What needs to be done: Do not carry the pictures over; copy every other part of the entries exactly.

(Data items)

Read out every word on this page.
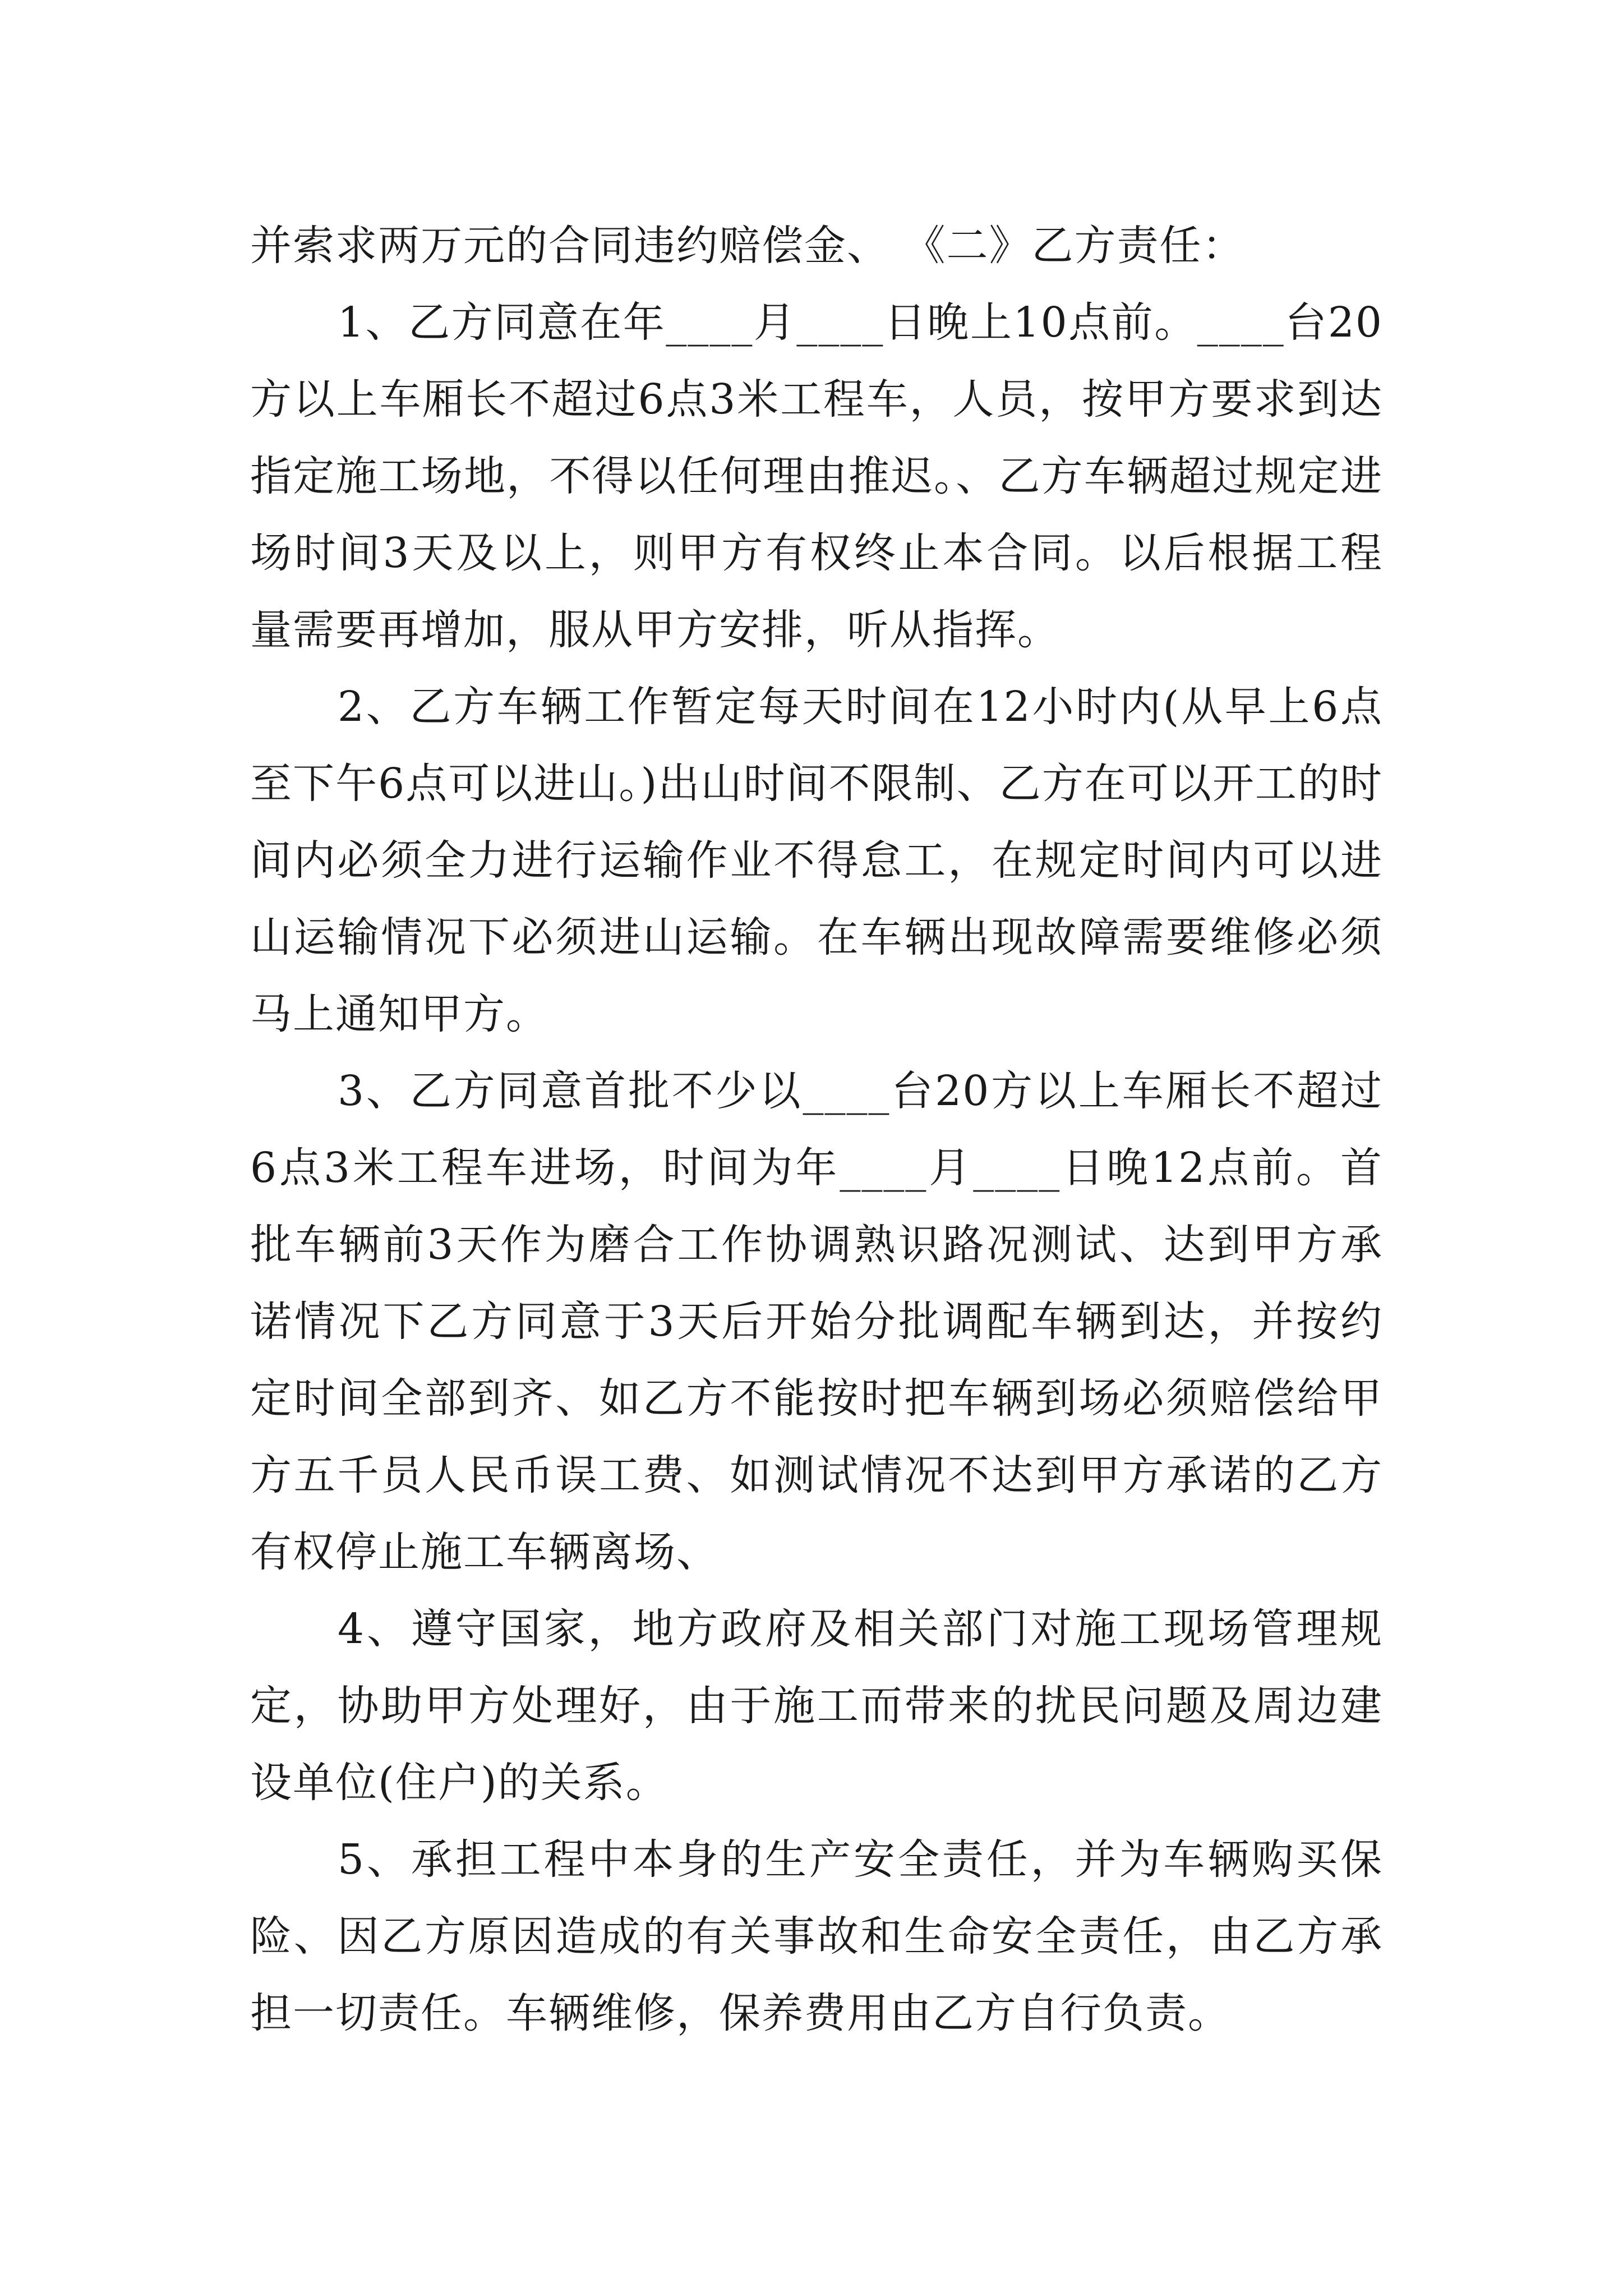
并索求两万元的合同违约赔偿金、 《二》乙方责任：

1、乙方同意在年____月____日晚上10点前。____台20方以上车厢长不超过6点3米工程车，人员，按甲方要求到达指定施工场地，不得以任何理由推迟。、乙方车辆超过规定进场时间3天及以上，则甲方有权终止本合同。以后根据工程量需要再增加，服从甲方安排，听从指挥。

2、乙方车辆工作暂定每天时间在12小时内(从早上6点至下午6点可以进山。)出山时间不限制、乙方在可以开工的时间内必须全力进行运输作业不得怠工，在规定时间内可以进山运输情况下必须进山运输。在车辆出现故障需要维修必须马上通知甲方。

3、乙方同意首批不少以____台20方以上车厢长不超过6点3米工程车进场，时间为年____月____日晚12点前。首批车辆前3天作为磨合工作协调熟识路况测试、达到甲方承诺情况下乙方同意于3天后开始分批调配车辆到达，并按约定时间全部到齐、如乙方不能按时把车辆到场必须赔偿给甲方五千员人民币误工费、如测试情况不达到甲方承诺的乙方有权停止施工车辆离场、

4、遵守国家，地方政府及相关部门对施工现场管理规定，协助甲方处理好，由于施工而带来的扰民问题及周边建设单位(住户)的关系。

5、承担工程中本身的生产安全责任，并为车辆购买保险、因乙方原因造成的有关事故和生命安全责任，由乙方承担一切责任。车辆维修，保养费用由乙方自行负责。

Result of the task:
Read out every word on this page.
并索求两万元的合同违约赔偿金、 《二》乙方责任：

1、乙方同意在年____月____日晚上10点前。____台20方以上车厢长不超过6点3米工程车，人员，按甲方要求到达指定施工场地，不得以任何理由推迟。、乙方车辆超过规定进场时间3天及以上，则甲方有权终止本合同。以后根据工程量需要再增加，服从甲方安排，听从指挥。

2、乙方车辆工作暂定每天时间在12小时内(从早上6点至下午6点可以进山。)出山时间不限制、乙方在可以开工的时间内必须全力进行运输作业不得怠工，在规定时间内可以进山运输情况下必须进山运输。在车辆出现故障需要维修必须马上通知甲方。

3、乙方同意首批不少以____台20方以上车厢长不超过6点3米工程车进场，时间为年____月____日晚12点前。首批车辆前3天作为磨合工作协调熟识路况测试、达到甲方承诺情况下乙方同意于3天后开始分批调配车辆到达，并按约定时间全部到齐、如乙方不能按时把车辆到场必须赔偿给甲方五千员人民币误工费、如测试情况不达到甲方承诺的乙方有权停止施工车辆离场、

4、遵守国家，地方政府及相关部门对施工现场管理规定，协助甲方处理好，由于施工而带来的扰民问题及周边建设单位(住户)的关系。

5、承担工程中本身的生产安全责任，并为车辆购买保险、因乙方原因造成的有关事故和生命安全责任，由乙方承担一切责任。车辆维修，保养费用由乙方自行负责。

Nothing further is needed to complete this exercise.